#### EXCERPTED RECORDS
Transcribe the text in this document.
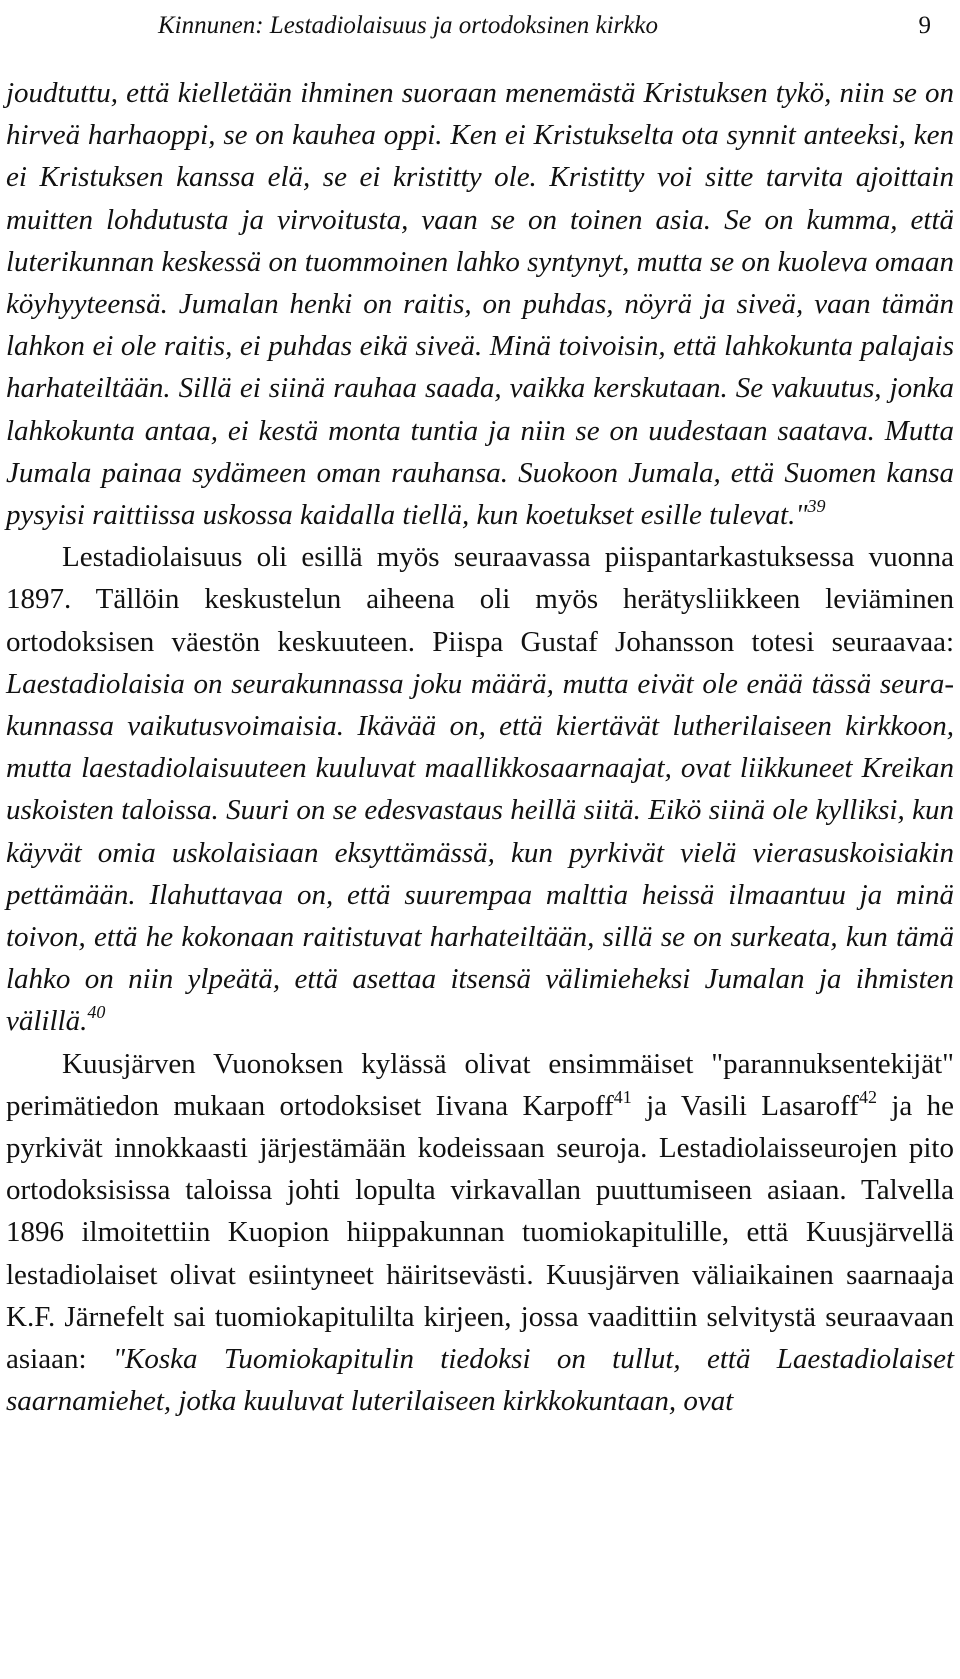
Kinnunen: Lestadiolaisuus ja ortodoksinen kirkko	9

joudtuttu, että kielletään ihminen suoraan menemästä Kristuksen tykö, niin se on hirveä harhaoppi, se on kauhea oppi. Ken ei Kristukselta ota synnit anteeksi, ken ei Kristuksen kanssa elä, se ei kristitty ole. Kristitty voi sitte tarvita ajoittain muitten lohdutusta ja virvoitusta, vaan se on toinen asia. Se on kumma, että luterikunnan keskessä on tuommoinen lahko syntynyt, mutta se on kuoleva omaan köyhyyteensä. Jumalan henki on raitis, on puhdas, nöyrä ja siveä, vaan tämän lahkon ei ole raitis, ei puhdas eikä siveä. Minä toivoisin, että lahkokunta palajais harhateiltään. Sillä ei siinä rauhaa saada, vaikka kerskutaan. Se vakuutus, jonka lahkokunta antaa, ei kestä monta tuntia ja niin se on uudestaan saatava. Mutta Jumala painaa sydämeen oman rauhansa. Suokoon Jumala, että Suomen kansa pysyisi raittiissa uskossa kaidalla tiellä, kun koetukset esille tulevat."$^{39}$

Lestadiolaisuus oli esillä myös seuraavassa piispantarkastuksessa vuonna 1897. Tällöin keskustelun aiheena oli myös herätysliikkeen leviäminen ortodoksisen väestön keskuuteen. Piispa Gustaf Johansson totesi seuraavaa: Laestadiolaisia on seurakunnassa joku määrä, mutta eivät ole enää tässä seurakunnassa vaikutusvoimaisia. Ikävää on, että kiertävät lutherilaiseen kirkkoon, mutta laestadiolaisuuteen kuuluvat maallikkosaarnaajat, ovat liikkuneet Kreikan uskoisten taloissa. Suuri on se edesvastaus heillä siitä. Eikö siinä ole kylliksi, kun käyvät omia uskolaisiaan eksyttämässä, kun pyrkivät vielä vierasuskoisiakin pettämään. Ilahuttavaa on, että suurempaa malttia heissä ilmaantuu ja minä toivon, että he kokonaan raitistuvat harhateiltään, sillä se on surkeata, kun tämä lahko on niin ylpeätä, että asettaa itsensä välimieheksi Jumalan ja ihmisten välillä.$^{40}$

Kuusjärven Vuonoksen kylässä olivat ensimmäiset "parannuksentekijät" perimätiedon mukaan ortodoksiset Iivana Karpoff$^{41}$ ja Vasili Lasaroff$^{42}$ ja he pyrkivät innokkaasti järjestämään kodeissaan seuroja. Lestadiolaisseurojen pito ortodoksisissa taloissa johti lopulta virkavallan puuttumiseen asiaan. Talvella 1896 ilmoitettiin Kuopion hiippakunnan tuomiokapitulille, että Kuusjärvellä lestadiolaiset olivat esiintyneet häiritsevästi. Kuusjärven väliaikainen saarnaaja K.F. Järnefelt sai tuomiokapitulilta kirjeen, jossa vaadittiin selvitystä seuraavaan asiaan: "Koska Tuomiokapitulin tiedoksi on tullut, että Laestadiolaiset saarnamiehet, jotka kuuluvat luterilaiseen kirkkokuntaan, ovat
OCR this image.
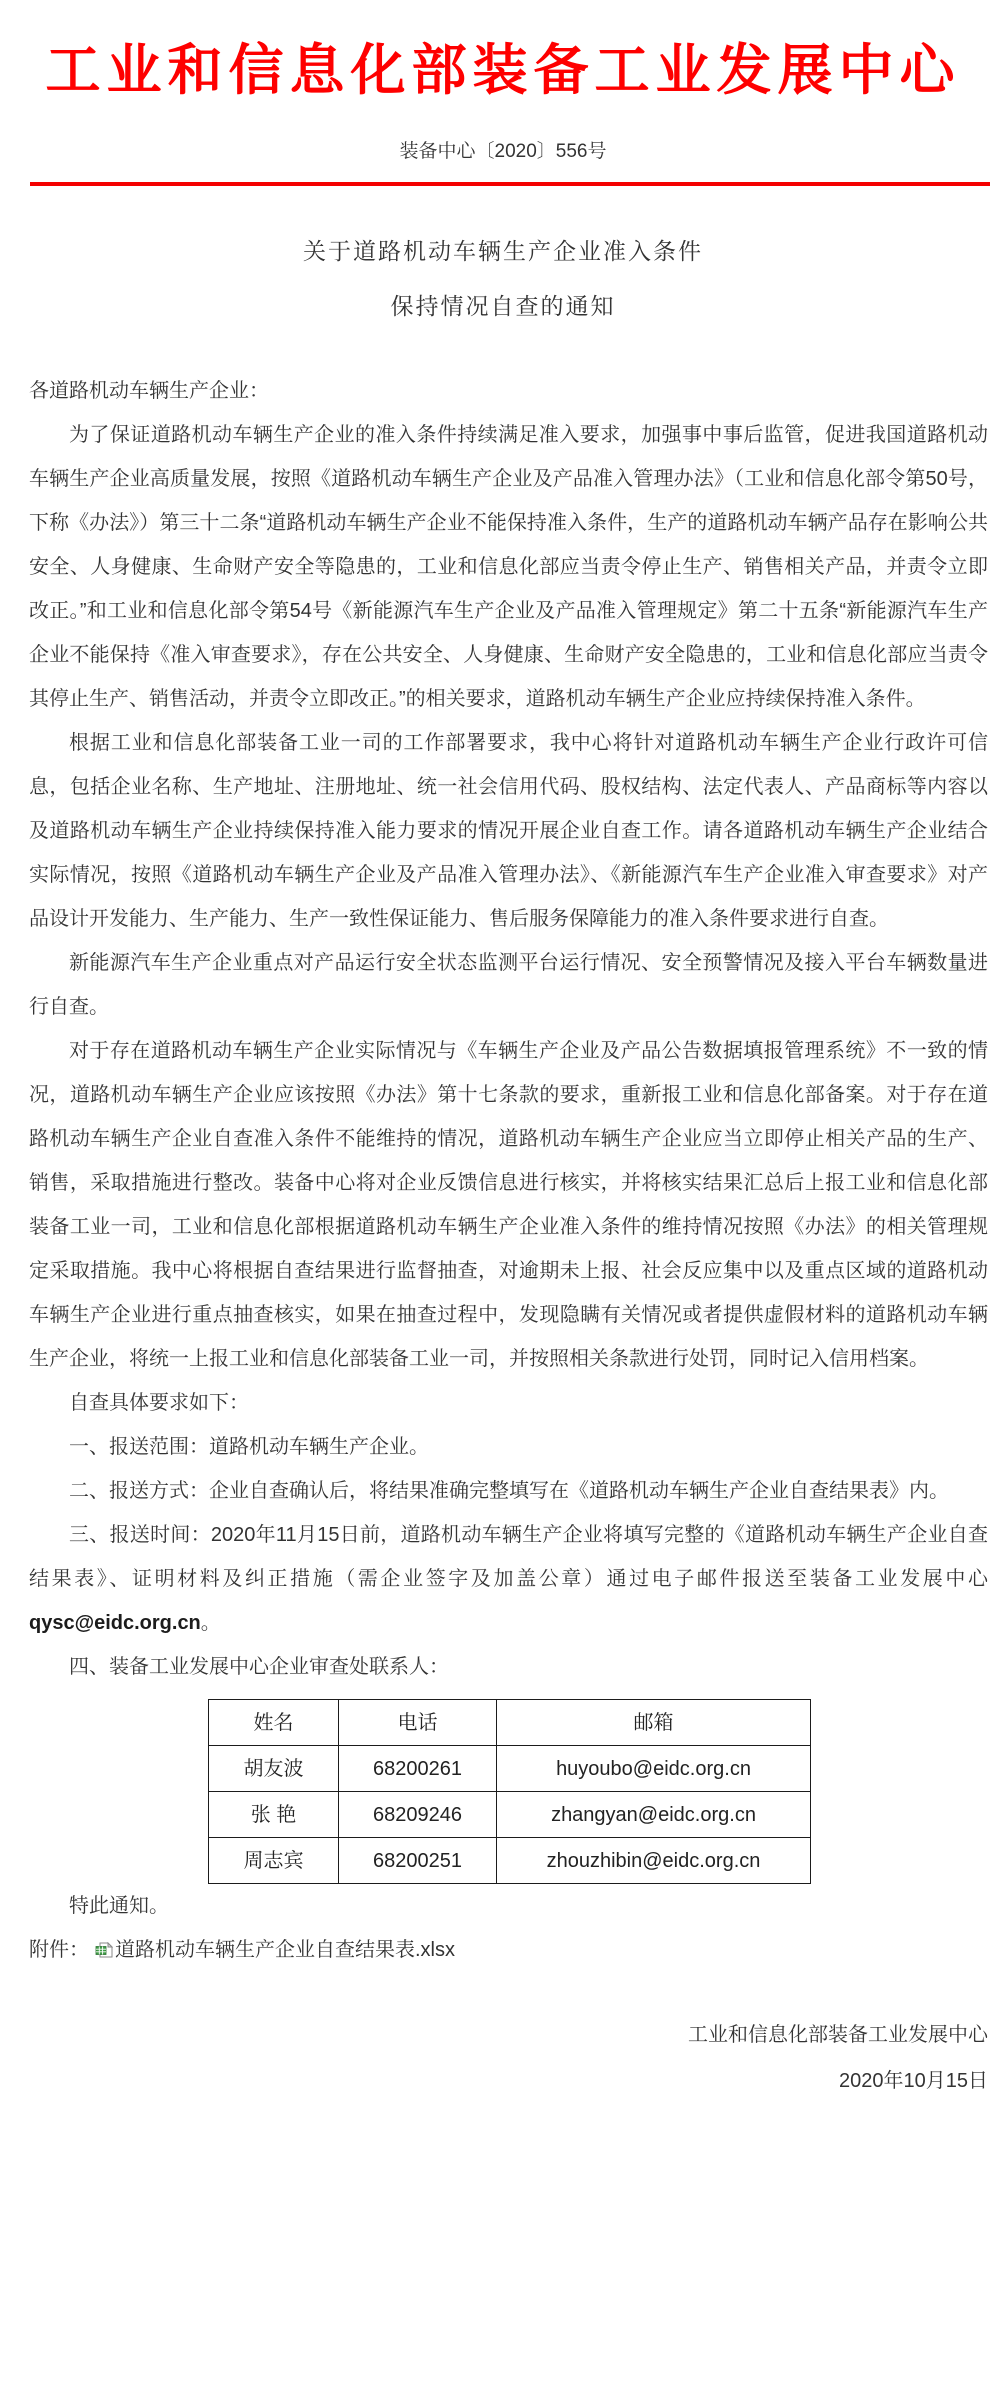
工业和信息化部装备工业发展中心
装备中心〔2020〕556号
关于道路机动车辆生产企业准入条件
保持情况自查的通知

各道路机动车辆生产企业：

为了保证道路机动车辆生产企业的准入条件持续满足准入要求，加强事中事后监管，促进我国道路机动车辆生产企业高质量发展，按照《道路机动车辆生产企业及产品准入管理办法》（工业和信息化部令第50号，下称《办法》）第三十二条“道路机动车辆生产企业不能保持准入条件，生产的道路机动车辆产品存在影响公共安全、人身健康、生命财产安全等隐患的，工业和信息化部应当责令停止生产、销售相关产品，并责令立即改正。”和工业和信息化部令第54号《新能源汽车生产企业及产品准入管理规定》第二十五条“新能源汽车生产企业不能保持《准入审查要求》，存在公共安全、人身健康、生命财产安全隐患的，工业和信息化部应当责令其停止生产、销售活动，并责令立即改正。”的相关要求，道路机动车辆生产企业应持续保持准入条件。

根据工业和信息化部装备工业一司的工作部署要求，我中心将针对道路机动车辆生产企业行政许可信息，包括企业名称、生产地址、注册地址、统一社会信用代码、股权结构、法定代表人、产品商标等内容以及道路机动车辆生产企业持续保持准入能力要求的情况开展企业自查工作。请各道路机动车辆生产企业结合实际情况，按照《道路机动车辆生产企业及产品准入管理办法》、《新能源汽车生产企业准入审查要求》对产品设计开发能力、生产能力、生产一致性保证能力、售后服务保障能力的准入条件要求进行自查。

新能源汽车生产企业重点对产品运行安全状态监测平台运行情况、安全预警情况及接入平台车辆数量进行自查。

对于存在道路机动车辆生产企业实际情况与《车辆生产企业及产品公告数据填报管理系统》不一致的情况，道路机动车辆生产企业应该按照《办法》第十七条款的要求，重新报工业和信息化部备案。对于存在道路机动车辆生产企业自查准入条件不能维持的情况，道路机动车辆生产企业应当立即停止相关产品的生产、销售，采取措施进行整改。装备中心将对企业反馈信息进行核实，并将核实结果汇总后上报工业和信息化部装备工业一司，工业和信息化部根据道路机动车辆生产企业准入条件的维持情况按照《办法》的相关管理规定采取措施。我中心将根据自查结果进行监督抽查，对逾期未上报、社会反应集中以及重点区域的道路机动车辆生产企业进行重点抽查核实，如果在抽查过程中，发现隐瞒有关情况或者提供虚假材料的道路机动车辆生产企业，将统一上报工业和信息化部装备工业一司，并按照相关条款进行处罚，同时记入信用档案。

自查具体要求如下：

一、报送范围：道路机动车辆生产企业。

二、报送方式：企业自查确认后，将结果准确完整填写在《道路机动车辆生产企业自查结果表》内。

三、报送时间：2020年11月15日前，道路机动车辆生产企业将填写完整的《道路机动车辆生产企业自查结果表》、证明材料及纠正措施（需企业签字及加盖公章）通过电子邮件报送至装备工业发展中心qysc@eidc.org.cn。

四、装备工业发展中心企业审查处联系人：

姓名	电话	邮箱
胡友波	68200261	huyoubo@eidc.org.cn
张 艳	68209246	zhangyan@eidc.org.cn
周志宾	68200251	zhouzhibin@eidc.org.cn

特此通知。

附件： 道路机动车辆生产企业自查结果表.xlsx

工业和信息化部装备工业发展中心
2020年10月15日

#### EXERCISE PROMPT
Go through the records and gather the lines that hold "eidc".

#### SOLUTION FOR THIS TASK
三、报送时间：2020年11月15日前，道路机动车辆生产企业将填写完整的《道路机动车辆生产企业自查结果表》、证明材料及纠正措施（需企业签字及加盖公章）通过电子邮件报送至装备工业发展中心qysc@eidc.org.cn。
胡友波	68200261	huyoubo@eidc.org.cn
张 艳	68209246	zhangyan@eidc.org.cn
周志宾	68200251	zhouzhibin@eidc.org.cn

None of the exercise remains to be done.